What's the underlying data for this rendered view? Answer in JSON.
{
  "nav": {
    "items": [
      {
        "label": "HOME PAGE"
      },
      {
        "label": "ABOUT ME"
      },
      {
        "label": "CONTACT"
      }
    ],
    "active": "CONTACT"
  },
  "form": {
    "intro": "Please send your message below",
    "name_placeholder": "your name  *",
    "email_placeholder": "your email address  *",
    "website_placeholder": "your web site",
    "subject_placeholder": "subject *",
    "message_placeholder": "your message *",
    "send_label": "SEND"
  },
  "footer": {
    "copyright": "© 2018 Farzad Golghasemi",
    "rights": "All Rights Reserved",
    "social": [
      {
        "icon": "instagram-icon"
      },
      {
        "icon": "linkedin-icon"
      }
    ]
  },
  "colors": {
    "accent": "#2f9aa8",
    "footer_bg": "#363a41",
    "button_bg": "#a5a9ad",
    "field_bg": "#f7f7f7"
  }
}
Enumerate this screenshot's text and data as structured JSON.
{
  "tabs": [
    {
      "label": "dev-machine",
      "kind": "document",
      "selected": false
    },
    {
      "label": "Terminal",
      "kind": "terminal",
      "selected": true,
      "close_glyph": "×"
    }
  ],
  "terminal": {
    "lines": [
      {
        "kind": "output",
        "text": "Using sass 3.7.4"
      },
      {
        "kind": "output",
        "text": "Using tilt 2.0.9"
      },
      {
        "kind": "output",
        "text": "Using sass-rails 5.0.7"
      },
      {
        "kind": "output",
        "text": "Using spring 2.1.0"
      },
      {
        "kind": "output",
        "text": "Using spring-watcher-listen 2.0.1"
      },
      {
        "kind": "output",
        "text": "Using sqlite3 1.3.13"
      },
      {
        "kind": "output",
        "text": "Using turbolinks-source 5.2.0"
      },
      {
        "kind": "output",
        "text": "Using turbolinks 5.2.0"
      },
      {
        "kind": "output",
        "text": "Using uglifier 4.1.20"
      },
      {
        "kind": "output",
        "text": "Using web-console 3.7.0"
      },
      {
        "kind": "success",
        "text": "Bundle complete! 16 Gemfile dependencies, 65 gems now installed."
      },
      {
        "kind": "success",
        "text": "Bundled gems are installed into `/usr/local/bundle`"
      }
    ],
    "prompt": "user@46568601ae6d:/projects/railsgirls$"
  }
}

^^^^^^^^

_AIM OF THE EXERCISE_
Retype the material in full. Each word must match.

_CORRECT ANSWER_
What's the underlying data for this rendered view? Answer in JSON.
{
  "nav": {
    "items": [
      {
        "label": "HOME PAGE"
      },
      {
        "label": "ABOUT ME"
      },
      {
        "label": "CONTACT"
      }
    ],
    "active": "CONTACT"
  },
  "form": {
    "intro": "Please send your message below",
    "name_placeholder": "your name  *",
    "email_placeholder": "your email address  *",
    "website_placeholder": "your web site",
    "subject_placeholder": "subject *",
    "message_placeholder": "your message *",
    "send_label": "SEND"
  },
  "footer": {
    "copyright": "© 2018 Farzad Golghasemi",
    "rights": "All Rights Reserved",
    "social": [
      {
        "icon": "instagram-icon"
      },
      {
        "icon": "linkedin-icon"
      }
    ]
  },
  "colors": {
    "accent": "#2f9aa8",
    "footer_bg": "#363a41",
    "button_bg": "#a5a9ad",
    "field_bg": "#f7f7f7"
  }
}
Enumerate this screenshot's text and data as structured JSON.
{
  "tabs": [
    {
      "label": "dev-machine",
      "kind": "document",
      "selected": false
    },
    {
      "label": "Terminal",
      "kind": "terminal",
      "selected": true,
      "close_glyph": "×"
    }
  ],
  "terminal": {
    "lines": [
      {
        "kind": "output",
        "text": "Using sass 3.7.4"
      },
      {
        "kind": "output",
        "text": "Using tilt 2.0.9"
      },
      {
        "kind": "output",
        "text": "Using sass-rails 5.0.7"
      },
      {
        "kind": "output",
        "text": "Using spring 2.1.0"
      },
      {
        "kind": "output",
        "text": "Using spring-watcher-listen 2.0.1"
      },
      {
        "kind": "output",
        "text": "Using sqlite3 1.3.13"
      },
      {
        "kind": "output",
        "text": "Using turbolinks-source 5.2.0"
      },
      {
        "kind": "output",
        "text": "Using turbolinks 5.2.0"
      },
      {
        "kind": "output",
        "text": "Using uglifier 4.1.20"
      },
      {
        "kind": "output",
        "text": "Using web-console 3.7.0"
      },
      {
        "kind": "success",
        "text": "Bundle complete! 16 Gemfile dependencies, 65 gems now installed."
      },
      {
        "kind": "success",
        "text": "Bundled gems are installed into `/usr/local/bundle`"
      }
    ],
    "prompt": "user@46568601ae6d:/projects/railsgirls$"
  }
}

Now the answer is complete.